Exercise requirements
In the data below, find each line containing the string "image" and return it.

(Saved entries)
────────
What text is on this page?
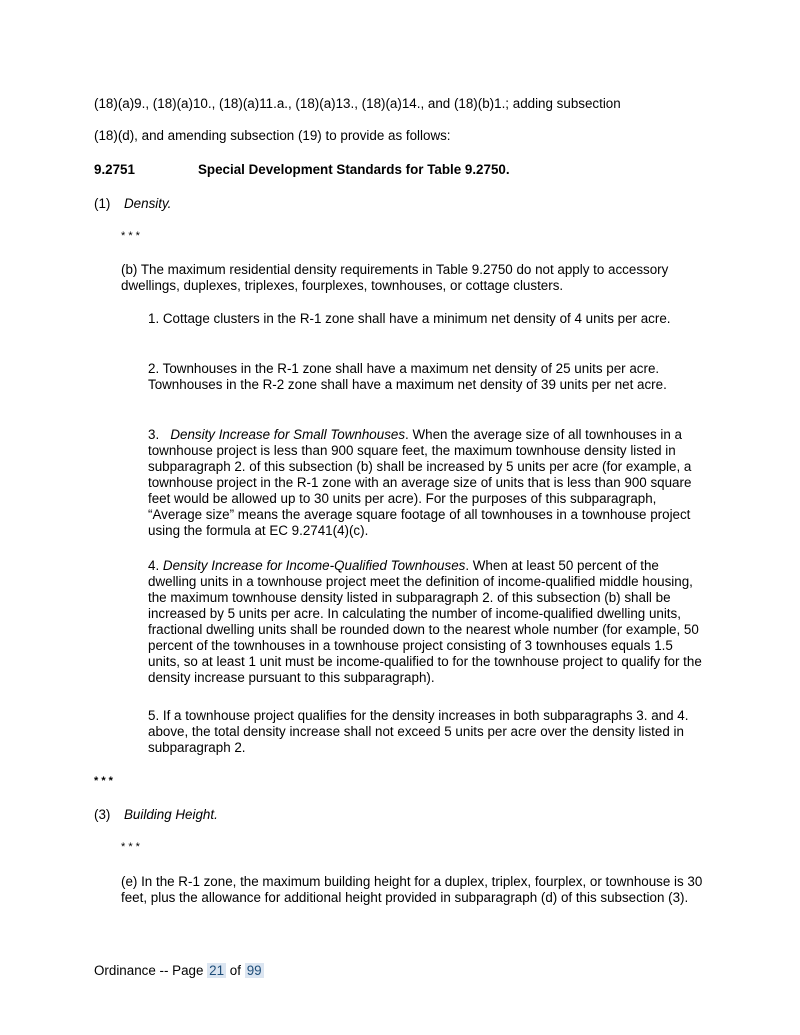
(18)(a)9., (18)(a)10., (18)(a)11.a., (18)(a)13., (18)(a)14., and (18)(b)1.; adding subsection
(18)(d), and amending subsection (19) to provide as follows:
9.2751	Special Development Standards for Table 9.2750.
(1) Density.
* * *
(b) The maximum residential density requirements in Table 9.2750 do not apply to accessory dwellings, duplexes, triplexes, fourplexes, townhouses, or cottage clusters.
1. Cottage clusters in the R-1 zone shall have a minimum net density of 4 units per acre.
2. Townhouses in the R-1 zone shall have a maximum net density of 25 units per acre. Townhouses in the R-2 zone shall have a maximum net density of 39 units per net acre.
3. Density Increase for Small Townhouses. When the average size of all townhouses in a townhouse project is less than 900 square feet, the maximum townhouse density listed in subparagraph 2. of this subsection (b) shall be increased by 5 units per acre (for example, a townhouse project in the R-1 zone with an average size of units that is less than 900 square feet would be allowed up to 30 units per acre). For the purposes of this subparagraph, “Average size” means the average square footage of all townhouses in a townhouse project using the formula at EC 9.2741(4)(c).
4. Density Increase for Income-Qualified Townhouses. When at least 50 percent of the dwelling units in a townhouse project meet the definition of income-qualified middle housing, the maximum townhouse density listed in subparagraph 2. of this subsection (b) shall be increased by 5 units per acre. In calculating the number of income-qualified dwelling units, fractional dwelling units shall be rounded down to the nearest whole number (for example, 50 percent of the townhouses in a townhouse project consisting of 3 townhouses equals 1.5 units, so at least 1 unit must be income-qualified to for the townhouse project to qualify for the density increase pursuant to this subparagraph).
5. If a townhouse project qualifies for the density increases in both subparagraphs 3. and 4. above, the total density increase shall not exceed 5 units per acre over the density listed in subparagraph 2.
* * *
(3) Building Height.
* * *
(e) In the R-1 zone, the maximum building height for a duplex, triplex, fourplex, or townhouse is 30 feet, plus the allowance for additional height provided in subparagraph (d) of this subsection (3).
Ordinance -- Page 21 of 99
────────
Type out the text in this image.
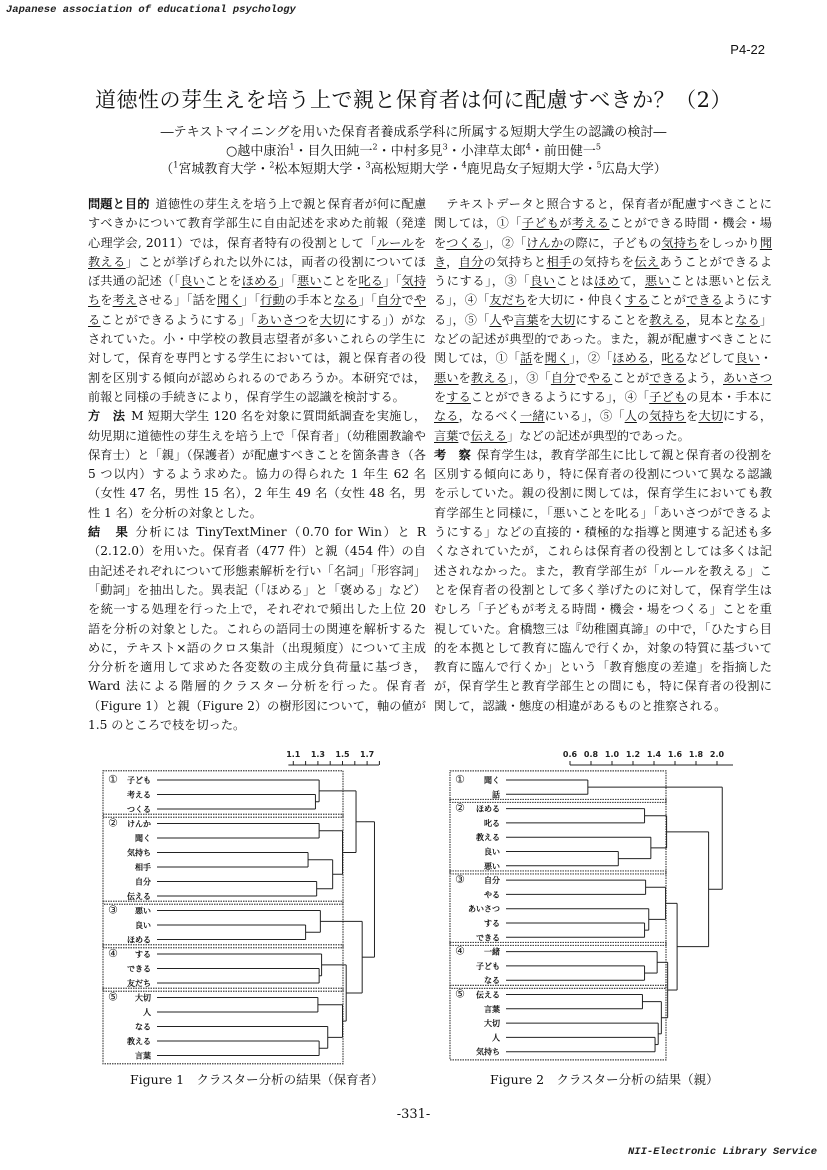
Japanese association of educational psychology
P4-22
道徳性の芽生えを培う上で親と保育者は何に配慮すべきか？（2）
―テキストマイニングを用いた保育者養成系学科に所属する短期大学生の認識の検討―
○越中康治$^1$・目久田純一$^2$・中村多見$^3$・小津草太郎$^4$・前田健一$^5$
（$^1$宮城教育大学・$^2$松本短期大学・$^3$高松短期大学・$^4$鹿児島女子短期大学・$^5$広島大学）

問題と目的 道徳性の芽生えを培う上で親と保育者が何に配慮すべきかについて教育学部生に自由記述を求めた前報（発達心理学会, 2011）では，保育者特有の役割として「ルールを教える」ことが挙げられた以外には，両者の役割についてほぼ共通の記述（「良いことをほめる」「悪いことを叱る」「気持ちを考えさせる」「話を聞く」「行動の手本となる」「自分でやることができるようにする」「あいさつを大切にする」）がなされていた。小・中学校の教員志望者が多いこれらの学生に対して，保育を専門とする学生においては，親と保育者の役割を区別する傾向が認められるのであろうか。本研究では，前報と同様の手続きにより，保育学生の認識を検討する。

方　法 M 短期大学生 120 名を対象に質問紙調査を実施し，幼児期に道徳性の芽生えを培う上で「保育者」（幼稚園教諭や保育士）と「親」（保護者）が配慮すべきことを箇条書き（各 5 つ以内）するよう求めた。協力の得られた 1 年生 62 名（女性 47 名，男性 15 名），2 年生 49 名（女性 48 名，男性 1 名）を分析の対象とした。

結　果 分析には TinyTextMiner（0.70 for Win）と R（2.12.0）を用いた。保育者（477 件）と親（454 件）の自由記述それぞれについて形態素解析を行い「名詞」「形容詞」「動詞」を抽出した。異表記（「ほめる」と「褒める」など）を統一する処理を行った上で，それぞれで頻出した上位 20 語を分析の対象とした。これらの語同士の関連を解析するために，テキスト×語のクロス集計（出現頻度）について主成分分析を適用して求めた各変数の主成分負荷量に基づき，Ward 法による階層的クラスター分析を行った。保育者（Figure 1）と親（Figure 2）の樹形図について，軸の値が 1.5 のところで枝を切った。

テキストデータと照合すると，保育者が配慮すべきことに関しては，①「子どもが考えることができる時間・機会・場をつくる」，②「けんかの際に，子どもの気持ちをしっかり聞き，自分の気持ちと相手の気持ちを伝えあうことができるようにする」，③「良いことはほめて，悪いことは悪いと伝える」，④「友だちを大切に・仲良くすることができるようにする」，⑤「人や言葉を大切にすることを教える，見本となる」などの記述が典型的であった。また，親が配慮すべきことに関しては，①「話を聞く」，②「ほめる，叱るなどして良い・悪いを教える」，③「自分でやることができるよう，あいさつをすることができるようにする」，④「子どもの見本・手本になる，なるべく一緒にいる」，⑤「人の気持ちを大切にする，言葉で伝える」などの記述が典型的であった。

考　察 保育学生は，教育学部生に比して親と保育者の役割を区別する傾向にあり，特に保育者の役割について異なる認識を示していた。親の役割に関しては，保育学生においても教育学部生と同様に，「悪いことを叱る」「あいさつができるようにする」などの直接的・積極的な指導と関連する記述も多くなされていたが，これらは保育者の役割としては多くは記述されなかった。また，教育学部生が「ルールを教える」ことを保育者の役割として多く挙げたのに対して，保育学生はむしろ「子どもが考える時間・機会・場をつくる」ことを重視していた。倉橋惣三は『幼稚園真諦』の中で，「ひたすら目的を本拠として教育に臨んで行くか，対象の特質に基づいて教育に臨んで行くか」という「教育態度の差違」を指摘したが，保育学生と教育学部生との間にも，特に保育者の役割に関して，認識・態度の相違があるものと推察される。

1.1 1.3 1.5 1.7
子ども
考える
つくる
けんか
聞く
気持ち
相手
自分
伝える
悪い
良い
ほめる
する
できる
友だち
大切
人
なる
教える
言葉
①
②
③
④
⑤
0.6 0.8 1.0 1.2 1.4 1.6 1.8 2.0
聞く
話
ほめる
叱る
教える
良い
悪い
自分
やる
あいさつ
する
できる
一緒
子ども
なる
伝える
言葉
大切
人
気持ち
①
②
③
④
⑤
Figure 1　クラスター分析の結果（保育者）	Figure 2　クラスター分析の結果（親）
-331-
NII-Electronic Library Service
────────
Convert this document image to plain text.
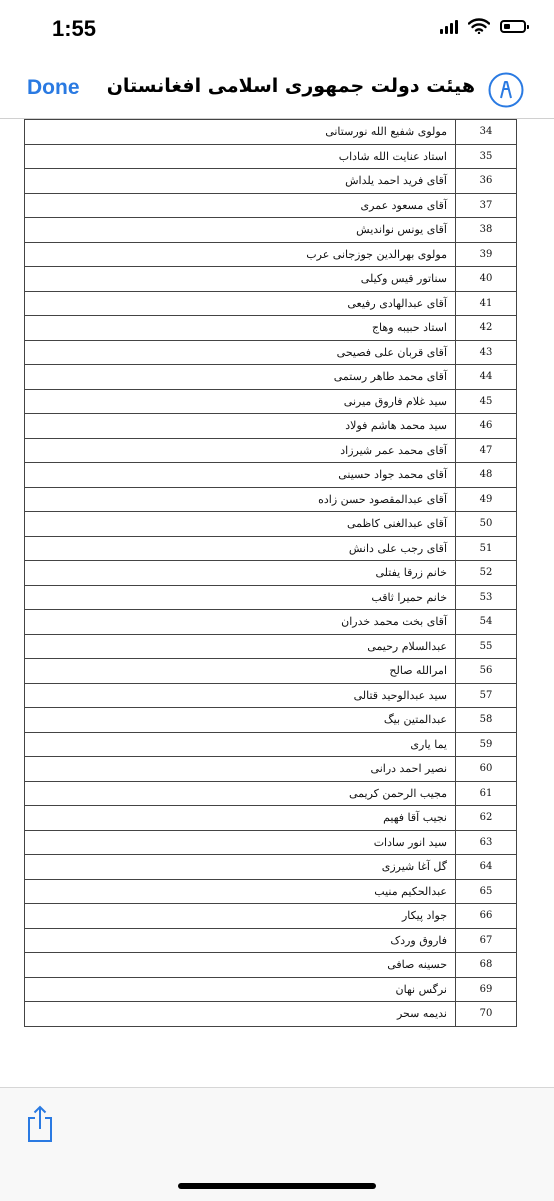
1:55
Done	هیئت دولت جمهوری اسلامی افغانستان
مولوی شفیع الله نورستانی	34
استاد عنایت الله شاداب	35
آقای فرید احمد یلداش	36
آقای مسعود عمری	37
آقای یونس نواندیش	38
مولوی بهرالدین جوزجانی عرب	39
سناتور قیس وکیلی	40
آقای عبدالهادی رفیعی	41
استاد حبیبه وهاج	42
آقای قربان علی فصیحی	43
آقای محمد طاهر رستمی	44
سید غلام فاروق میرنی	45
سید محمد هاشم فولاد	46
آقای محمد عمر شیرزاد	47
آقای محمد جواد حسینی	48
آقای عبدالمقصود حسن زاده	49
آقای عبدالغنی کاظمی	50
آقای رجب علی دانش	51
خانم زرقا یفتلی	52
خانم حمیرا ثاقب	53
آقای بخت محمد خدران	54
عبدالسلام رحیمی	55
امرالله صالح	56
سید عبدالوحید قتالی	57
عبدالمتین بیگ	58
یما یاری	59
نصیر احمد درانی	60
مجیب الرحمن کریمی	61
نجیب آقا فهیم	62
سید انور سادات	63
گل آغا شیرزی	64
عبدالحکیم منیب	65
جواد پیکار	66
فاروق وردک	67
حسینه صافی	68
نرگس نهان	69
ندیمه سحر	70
────────
Written answer
Type out the text in this image.
Convert this document image to plain text.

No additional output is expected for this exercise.